=== PROVIDED MATERIAL ===

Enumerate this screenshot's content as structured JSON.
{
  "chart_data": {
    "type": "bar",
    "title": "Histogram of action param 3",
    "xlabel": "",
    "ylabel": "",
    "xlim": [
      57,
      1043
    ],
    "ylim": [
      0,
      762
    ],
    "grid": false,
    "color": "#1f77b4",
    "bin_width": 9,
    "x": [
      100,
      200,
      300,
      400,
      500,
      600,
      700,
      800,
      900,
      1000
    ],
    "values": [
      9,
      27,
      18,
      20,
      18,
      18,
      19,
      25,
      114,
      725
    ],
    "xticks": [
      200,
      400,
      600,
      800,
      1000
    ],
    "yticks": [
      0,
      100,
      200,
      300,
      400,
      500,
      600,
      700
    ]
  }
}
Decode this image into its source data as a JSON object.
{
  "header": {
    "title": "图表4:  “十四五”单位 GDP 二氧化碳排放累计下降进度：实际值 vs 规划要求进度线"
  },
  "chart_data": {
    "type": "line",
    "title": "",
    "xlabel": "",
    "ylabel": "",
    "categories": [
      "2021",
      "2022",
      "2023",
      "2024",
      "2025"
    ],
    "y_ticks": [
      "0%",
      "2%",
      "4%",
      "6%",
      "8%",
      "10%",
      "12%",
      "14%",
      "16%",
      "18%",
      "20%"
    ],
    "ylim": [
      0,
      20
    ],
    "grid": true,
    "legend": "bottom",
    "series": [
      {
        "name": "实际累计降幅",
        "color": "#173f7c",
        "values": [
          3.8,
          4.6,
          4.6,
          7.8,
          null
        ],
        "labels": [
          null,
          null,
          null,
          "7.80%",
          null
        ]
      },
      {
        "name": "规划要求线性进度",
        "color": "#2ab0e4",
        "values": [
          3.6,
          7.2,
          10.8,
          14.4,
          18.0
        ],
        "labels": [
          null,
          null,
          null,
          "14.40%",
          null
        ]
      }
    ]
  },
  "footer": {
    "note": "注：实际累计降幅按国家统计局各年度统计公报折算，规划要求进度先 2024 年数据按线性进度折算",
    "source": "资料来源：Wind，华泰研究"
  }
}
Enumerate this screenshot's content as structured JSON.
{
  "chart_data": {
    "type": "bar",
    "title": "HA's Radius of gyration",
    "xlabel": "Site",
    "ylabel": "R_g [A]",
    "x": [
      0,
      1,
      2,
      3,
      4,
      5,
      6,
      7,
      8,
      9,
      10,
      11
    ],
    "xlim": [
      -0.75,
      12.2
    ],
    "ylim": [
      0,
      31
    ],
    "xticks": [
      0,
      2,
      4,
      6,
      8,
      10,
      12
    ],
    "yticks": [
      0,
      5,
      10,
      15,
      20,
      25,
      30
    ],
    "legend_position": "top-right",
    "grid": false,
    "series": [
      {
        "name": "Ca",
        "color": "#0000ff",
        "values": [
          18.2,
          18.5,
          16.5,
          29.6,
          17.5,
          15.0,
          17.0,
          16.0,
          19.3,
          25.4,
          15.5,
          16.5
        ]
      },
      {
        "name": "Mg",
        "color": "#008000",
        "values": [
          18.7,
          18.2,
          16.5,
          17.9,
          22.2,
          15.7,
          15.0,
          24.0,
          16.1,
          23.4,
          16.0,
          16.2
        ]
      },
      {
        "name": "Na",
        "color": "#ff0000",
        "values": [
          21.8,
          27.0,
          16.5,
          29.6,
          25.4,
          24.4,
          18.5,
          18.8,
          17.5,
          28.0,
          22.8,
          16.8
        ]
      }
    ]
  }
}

===

TASK OBJECTIVE:
Write out the whole listing exactly.

FULL OUTPUT:
Enumerate this screenshot's content as structured JSON.
{
  "chart_data": {
    "type": "bar",
    "title": "Histogram of action param 3",
    "xlabel": "",
    "ylabel": "",
    "xlim": [
      57,
      1043
    ],
    "ylim": [
      0,
      762
    ],
    "grid": false,
    "color": "#1f77b4",
    "bin_width": 9,
    "x": [
      100,
      200,
      300,
      400,
      500,
      600,
      700,
      800,
      900,
      1000
    ],
    "values": [
      9,
      27,
      18,
      20,
      18,
      18,
      19,
      25,
      114,
      725
    ],
    "xticks": [
      200,
      400,
      600,
      800,
      1000
    ],
    "yticks": [
      0,
      100,
      200,
      300,
      400,
      500,
      600,
      700
    ]
  }
}
Decode this image into its source data as a JSON object.
{
  "header": {
    "title": "图表4:  “十四五”单位 GDP 二氧化碳排放累计下降进度：实际值 vs 规划要求进度线"
  },
  "chart_data": {
    "type": "line",
    "title": "",
    "xlabel": "",
    "ylabel": "",
    "categories": [
      "2021",
      "2022",
      "2023",
      "2024",
      "2025"
    ],
    "y_ticks": [
      "0%",
      "2%",
      "4%",
      "6%",
      "8%",
      "10%",
      "12%",
      "14%",
      "16%",
      "18%",
      "20%"
    ],
    "ylim": [
      0,
      20
    ],
    "grid": true,
    "legend": "bottom",
    "series": [
      {
        "name": "实际累计降幅",
        "color": "#173f7c",
        "values": [
          3.8,
          4.6,
          4.6,
          7.8,
          null
        ],
        "labels": [
          null,
          null,
          null,
          "7.80%",
          null
        ]
      },
      {
        "name": "规划要求线性进度",
        "color": "#2ab0e4",
        "values": [
          3.6,
          7.2,
          10.8,
          14.4,
          18.0
        ],
        "labels": [
          null,
          null,
          null,
          "14.40%",
          null
        ]
      }
    ]
  },
  "footer": {
    "note": "注：实际累计降幅按国家统计局各年度统计公报折算，规划要求进度先 2024 年数据按线性进度折算",
    "source": "资料来源：Wind，华泰研究"
  }
}
Enumerate this screenshot's content as structured JSON.
{
  "chart_data": {
    "type": "bar",
    "title": "HA's Radius of gyration",
    "xlabel": "Site",
    "ylabel": "R_g [A]",
    "x": [
      0,
      1,
      2,
      3,
      4,
      5,
      6,
      7,
      8,
      9,
      10,
      11
    ],
    "xlim": [
      -0.75,
      12.2
    ],
    "ylim": [
      0,
      31
    ],
    "xticks": [
      0,
      2,
      4,
      6,
      8,
      10,
      12
    ],
    "yticks": [
      0,
      5,
      10,
      15,
      20,
      25,
      30
    ],
    "legend_position": "top-right",
    "grid": false,
    "series": [
      {
        "name": "Ca",
        "color": "#0000ff",
        "values": [
          18.2,
          18.5,
          16.5,
          29.6,
          17.5,
          15.0,
          17.0,
          16.0,
          19.3,
          25.4,
          15.5,
          16.5
        ]
      },
      {
        "name": "Mg",
        "color": "#008000",
        "values": [
          18.7,
          18.2,
          16.5,
          17.9,
          22.2,
          15.7,
          15.0,
          24.0,
          16.1,
          23.4,
          16.0,
          16.2
        ]
      },
      {
        "name": "Na",
        "color": "#ff0000",
        "values": [
          21.8,
          27.0,
          16.5,
          29.6,
          25.4,
          24.4,
          18.5,
          18.8,
          17.5,
          28.0,
          22.8,
          16.8
        ]
      }
    ]
  }
}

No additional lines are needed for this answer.